#### [Exercise]
Below is a block of records; reproduce all of them exactly and leave out any pictures.
┄┄┄┄┄┄┄┄┄┄
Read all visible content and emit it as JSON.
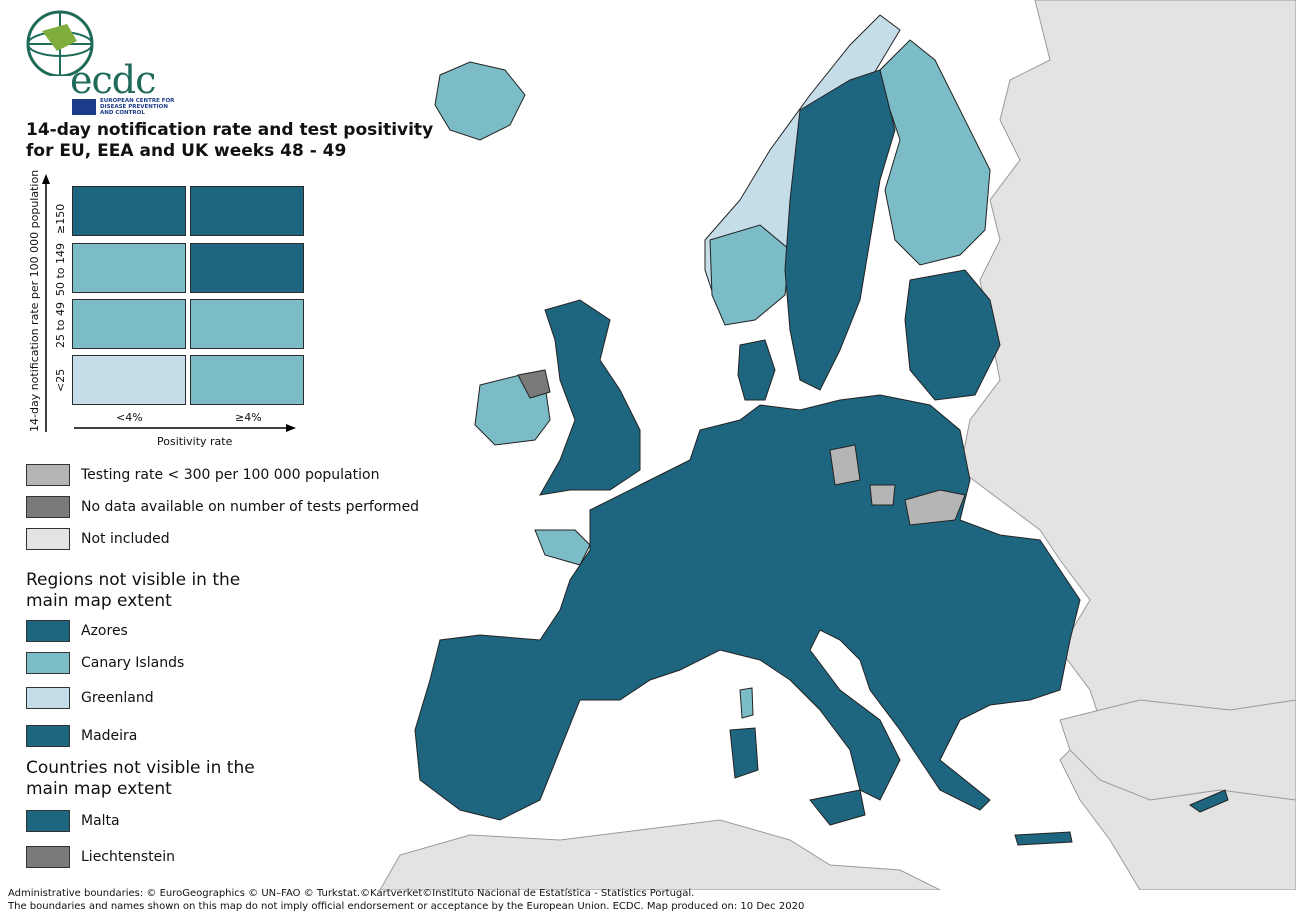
{
  "brand": {
    "logo_text": "ecdc",
    "org_name": "EUROPEAN CENTRE FOR DISEASE PREVENTION AND CONTROL"
  },
  "title": "14-day notification rate and test positivity for EU, EEA and UK weeks 48 - 49",
  "colors": {
    "dark_teal": "#1e6680",
    "light_teal": "#7bbcc6",
    "pale_blue": "#c5dde9",
    "testing_low": "#b5b5b5",
    "no_data": "#7a7a7a",
    "not_included": "#e3e3e3",
    "sea": "#ffffff"
  },
  "matrix": {
    "y_axis_title": "14-day notification rate per 100 000 population",
    "x_axis_title": "Positivity rate",
    "y_labels": [
      "≥150",
      "50 to 149",
      "25 to 49",
      "<25"
    ],
    "x_labels": [
      "<4%",
      "≥4%"
    ],
    "cells": [
      [
        "dark_teal",
        "dark_teal"
      ],
      [
        "light_teal",
        "dark_teal"
      ],
      [
        "light_teal",
        "light_teal"
      ],
      [
        "pale_blue",
        "light_teal"
      ]
    ]
  },
  "legend": [
    {
      "label": "Testing rate < 300 per 100 000 population",
      "color": "#b5b5b5"
    },
    {
      "label": "No data available on number of tests performed",
      "color": "#7a7a7a"
    },
    {
      "label": "Not included",
      "color": "#e3e3e3"
    }
  ],
  "regions_heading": "Regions not visible in the main map extent",
  "regions": [
    {
      "label": "Azores",
      "color": "#1e6680"
    },
    {
      "label": "Canary Islands",
      "color": "#7bbcc6"
    },
    {
      "label": "Greenland",
      "color": "#c5dde9"
    },
    {
      "label": "Madeira",
      "color": "#1e6680"
    }
  ],
  "countries_heading": "Countries not visible in the main map extent",
  "countries": [
    {
      "label": "Malta",
      "color": "#1e6680"
    },
    {
      "label": "Liechtenstein",
      "color": "#7a7a7a"
    }
  ],
  "footer": {
    "line1": "Administrative boundaries: © EuroGeographics © UN–FAO © Turkstat.©Kartverket©Instituto Nacional de Estatística - Statistics Portugal.",
    "line2": "The boundaries and names shown on this map do not imply official endorsement or acceptance by the European Union. ECDC. Map produced on: 10 Dec 2020"
  }
}
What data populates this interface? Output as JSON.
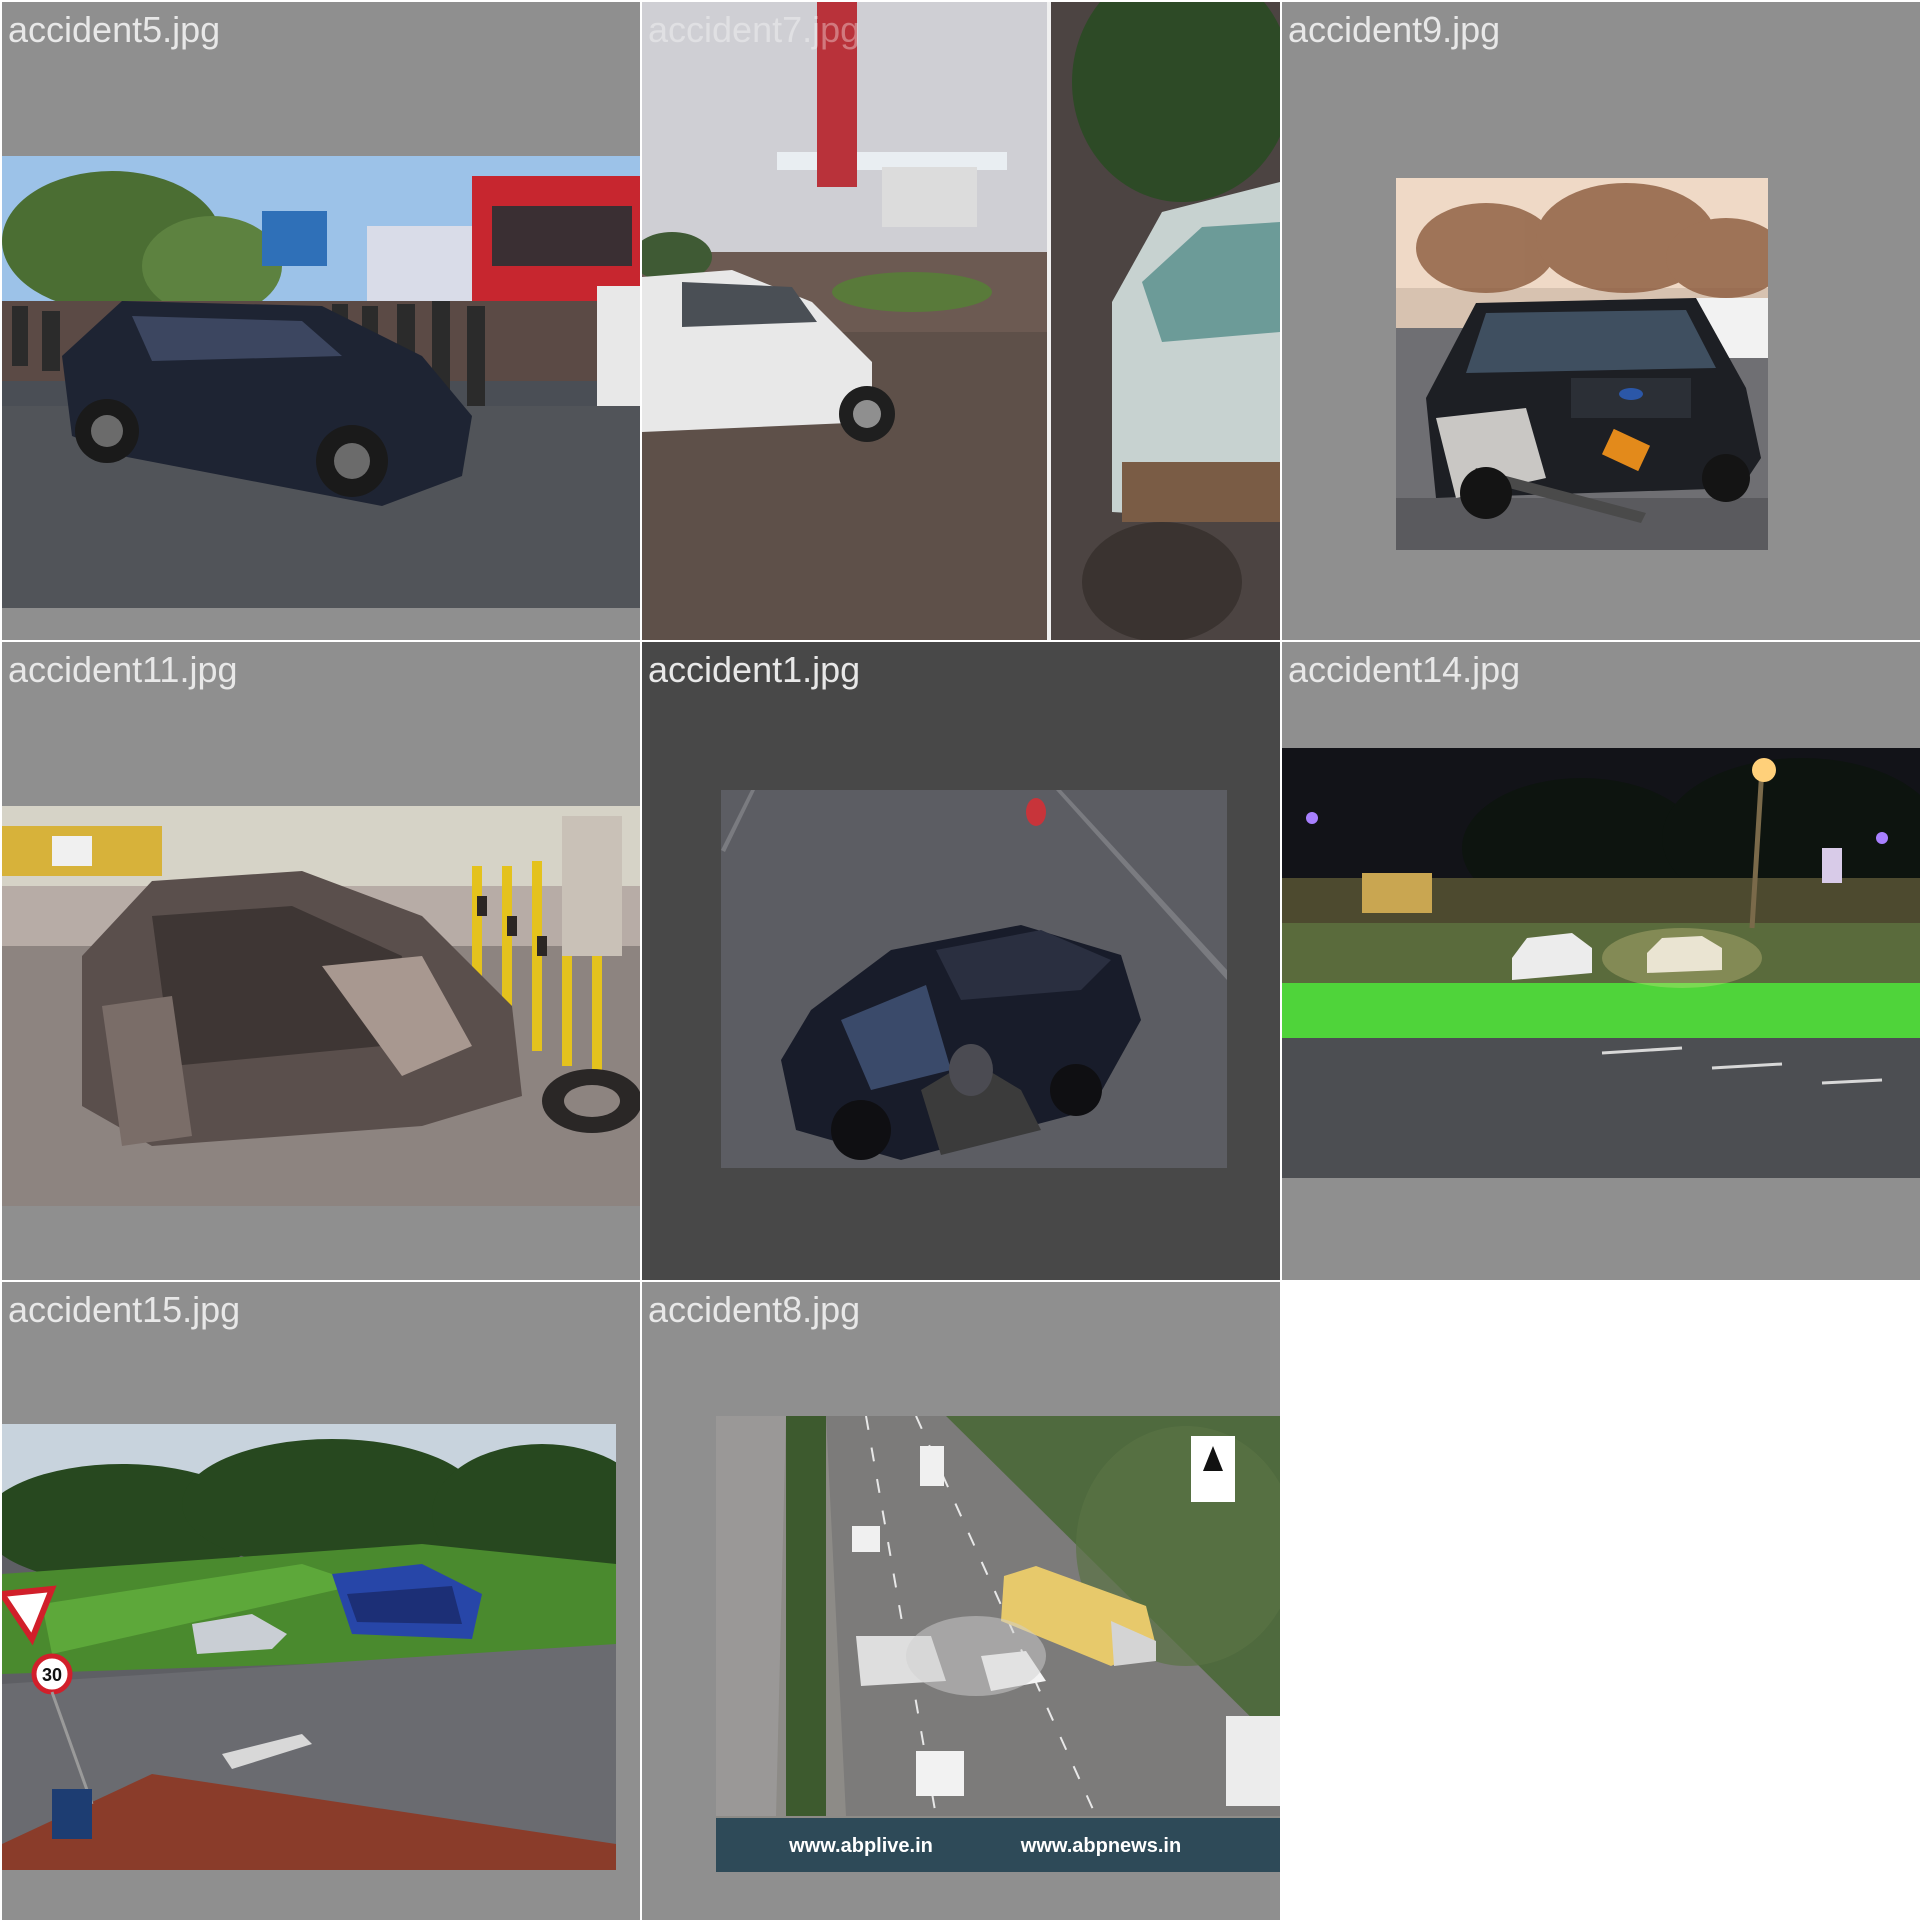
┄┄┄┄┄┄┄┄┄┄
#### [Problem solution]
Read all visible content and emit it as JSON.
{
  "brand": {
    "logo_text": "ecdc",
    "org_name": "EUROPEAN CENTRE FOR DISEASE PREVENTION AND CONTROL"
  },
  "title": "14-day notification rate and test positivity for EU, EEA and UK weeks 48 - 49",
  "colors": {
    "dark_teal": "#1e6680",
    "light_teal": "#7bbcc6",
    "pale_blue": "#c5dde9",
    "testing_low": "#b5b5b5",
    "no_data": "#7a7a7a",
    "not_included": "#e3e3e3",
    "sea": "#ffffff"
  },
  "matrix": {
    "y_axis_title": "14-day notification rate per 100 000 population",
    "x_axis_title": "Positivity rate",
    "y_labels": [
      "≥150",
      "50 to 149",
      "25 to 49",
      "<25"
    ],
    "x_labels": [
      "<4%",
      "≥4%"
    ],
    "cells": [
      [
        "dark_teal",
        "dark_teal"
      ],
      [
        "light_teal",
        "dark_teal"
      ],
      [
        "light_teal",
        "light_teal"
      ],
      [
        "pale_blue",
        "light_teal"
      ]
    ]
  },
  "legend": [
    {
      "label": "Testing rate < 300 per 100 000 population",
      "color": "#b5b5b5"
    },
    {
      "label": "No data available on number of tests performed",
      "color": "#7a7a7a"
    },
    {
      "label": "Not included",
      "color": "#e3e3e3"
    }
  ],
  "regions_heading": "Regions not visible in the main map extent",
  "regions": [
    {
      "label": "Azores",
      "color": "#1e6680"
    },
    {
      "label": "Canary Islands",
      "color": "#7bbcc6"
    },
    {
      "label": "Greenland",
      "color": "#c5dde9"
    },
    {
      "label": "Madeira",
      "color": "#1e6680"
    }
  ],
  "countries_heading": "Countries not visible in the main map extent",
  "countries": [
    {
      "label": "Malta",
      "color": "#1e6680"
    },
    {
      "label": "Liechtenstein",
      "color": "#7a7a7a"
    }
  ],
  "footer": {
    "line1": "Administrative boundaries: © EuroGeographics © UN–FAO © Turkstat.©Kartverket©Instituto Nacional de Estatística - Statistics Portugal.",
    "line2": "The boundaries and names shown on this map do not imply official endorsement or acceptance by the European Union. ECDC. Map produced on: 10 Dec 2020"
  }
}
What data populates this interface? Output as JSON.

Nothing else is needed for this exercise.